— START Provided data —

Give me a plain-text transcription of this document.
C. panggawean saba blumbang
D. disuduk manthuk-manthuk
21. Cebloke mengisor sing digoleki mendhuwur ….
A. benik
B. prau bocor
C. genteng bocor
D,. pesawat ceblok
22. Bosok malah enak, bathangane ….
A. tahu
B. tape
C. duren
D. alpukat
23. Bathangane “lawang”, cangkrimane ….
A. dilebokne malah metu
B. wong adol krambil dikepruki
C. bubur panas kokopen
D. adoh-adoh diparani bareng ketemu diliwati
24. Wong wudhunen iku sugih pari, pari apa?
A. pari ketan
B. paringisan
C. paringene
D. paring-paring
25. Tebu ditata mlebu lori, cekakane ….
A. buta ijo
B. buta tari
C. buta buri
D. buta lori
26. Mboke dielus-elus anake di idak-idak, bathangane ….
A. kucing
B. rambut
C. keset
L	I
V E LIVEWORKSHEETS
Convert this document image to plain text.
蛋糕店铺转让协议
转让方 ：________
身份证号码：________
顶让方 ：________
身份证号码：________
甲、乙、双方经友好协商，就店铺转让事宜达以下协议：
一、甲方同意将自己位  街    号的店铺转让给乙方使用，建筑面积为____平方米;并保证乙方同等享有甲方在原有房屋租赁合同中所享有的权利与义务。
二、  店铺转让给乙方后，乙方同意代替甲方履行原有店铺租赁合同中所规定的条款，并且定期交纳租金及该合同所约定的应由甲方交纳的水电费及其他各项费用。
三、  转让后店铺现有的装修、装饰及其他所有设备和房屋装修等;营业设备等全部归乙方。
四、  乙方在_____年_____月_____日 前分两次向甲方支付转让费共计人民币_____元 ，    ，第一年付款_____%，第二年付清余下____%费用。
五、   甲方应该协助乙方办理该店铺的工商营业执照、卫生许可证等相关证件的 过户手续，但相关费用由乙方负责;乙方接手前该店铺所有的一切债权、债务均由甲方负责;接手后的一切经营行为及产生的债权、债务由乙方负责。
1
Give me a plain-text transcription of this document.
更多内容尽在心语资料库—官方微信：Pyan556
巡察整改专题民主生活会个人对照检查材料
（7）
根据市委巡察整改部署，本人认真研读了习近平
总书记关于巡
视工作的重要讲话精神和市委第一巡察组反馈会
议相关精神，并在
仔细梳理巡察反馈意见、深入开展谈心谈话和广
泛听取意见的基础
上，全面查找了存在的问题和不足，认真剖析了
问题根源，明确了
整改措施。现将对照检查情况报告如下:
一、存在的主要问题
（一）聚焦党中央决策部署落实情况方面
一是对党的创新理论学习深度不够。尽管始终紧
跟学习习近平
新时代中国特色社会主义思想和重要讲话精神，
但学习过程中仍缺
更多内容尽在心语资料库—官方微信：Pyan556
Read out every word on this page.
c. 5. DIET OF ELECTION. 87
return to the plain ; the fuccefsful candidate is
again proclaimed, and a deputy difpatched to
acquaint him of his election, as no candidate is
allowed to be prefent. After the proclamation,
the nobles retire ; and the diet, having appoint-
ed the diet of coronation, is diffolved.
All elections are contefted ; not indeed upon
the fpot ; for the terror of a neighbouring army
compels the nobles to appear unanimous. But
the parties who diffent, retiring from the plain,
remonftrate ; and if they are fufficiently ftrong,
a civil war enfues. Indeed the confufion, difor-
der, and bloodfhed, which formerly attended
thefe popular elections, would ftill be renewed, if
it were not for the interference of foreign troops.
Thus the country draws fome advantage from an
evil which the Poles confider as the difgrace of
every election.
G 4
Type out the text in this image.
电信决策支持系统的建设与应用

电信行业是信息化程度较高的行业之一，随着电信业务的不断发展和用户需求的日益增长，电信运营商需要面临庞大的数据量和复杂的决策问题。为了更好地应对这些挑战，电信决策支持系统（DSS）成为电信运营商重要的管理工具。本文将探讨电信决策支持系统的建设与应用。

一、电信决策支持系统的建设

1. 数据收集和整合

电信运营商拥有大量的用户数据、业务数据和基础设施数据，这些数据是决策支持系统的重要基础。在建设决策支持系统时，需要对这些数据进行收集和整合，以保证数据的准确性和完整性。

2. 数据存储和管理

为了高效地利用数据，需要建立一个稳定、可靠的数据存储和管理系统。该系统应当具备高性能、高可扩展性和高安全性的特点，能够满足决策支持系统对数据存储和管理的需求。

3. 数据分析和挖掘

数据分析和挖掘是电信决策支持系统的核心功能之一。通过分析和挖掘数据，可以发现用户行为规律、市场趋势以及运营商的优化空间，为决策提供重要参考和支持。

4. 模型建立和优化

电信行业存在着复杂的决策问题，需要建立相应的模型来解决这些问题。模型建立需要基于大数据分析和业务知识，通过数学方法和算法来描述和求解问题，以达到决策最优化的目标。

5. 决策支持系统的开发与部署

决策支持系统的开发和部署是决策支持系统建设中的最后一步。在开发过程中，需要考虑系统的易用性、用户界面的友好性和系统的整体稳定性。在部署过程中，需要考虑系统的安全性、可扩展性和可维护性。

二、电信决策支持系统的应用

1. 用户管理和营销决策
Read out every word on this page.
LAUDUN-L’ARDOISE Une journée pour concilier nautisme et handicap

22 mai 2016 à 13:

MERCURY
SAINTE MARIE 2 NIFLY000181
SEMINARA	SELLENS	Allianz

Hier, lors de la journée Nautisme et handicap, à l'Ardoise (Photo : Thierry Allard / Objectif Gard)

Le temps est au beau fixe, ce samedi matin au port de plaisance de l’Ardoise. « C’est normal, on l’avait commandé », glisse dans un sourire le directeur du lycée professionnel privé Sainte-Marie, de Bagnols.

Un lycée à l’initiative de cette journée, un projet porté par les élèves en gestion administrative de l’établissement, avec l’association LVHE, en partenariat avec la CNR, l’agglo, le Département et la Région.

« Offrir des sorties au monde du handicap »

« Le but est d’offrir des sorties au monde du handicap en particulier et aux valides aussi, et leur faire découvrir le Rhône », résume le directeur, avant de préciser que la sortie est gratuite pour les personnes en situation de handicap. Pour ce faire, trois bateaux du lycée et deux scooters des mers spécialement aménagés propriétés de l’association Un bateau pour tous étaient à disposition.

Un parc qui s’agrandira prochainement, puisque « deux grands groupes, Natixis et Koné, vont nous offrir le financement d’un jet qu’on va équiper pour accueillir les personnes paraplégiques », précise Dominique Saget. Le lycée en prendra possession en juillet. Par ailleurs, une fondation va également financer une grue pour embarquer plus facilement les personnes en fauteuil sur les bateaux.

— END Provided data —

Directive | Within the records above, how many lines include the word "malah"? State the number by itself.

Final answer | 2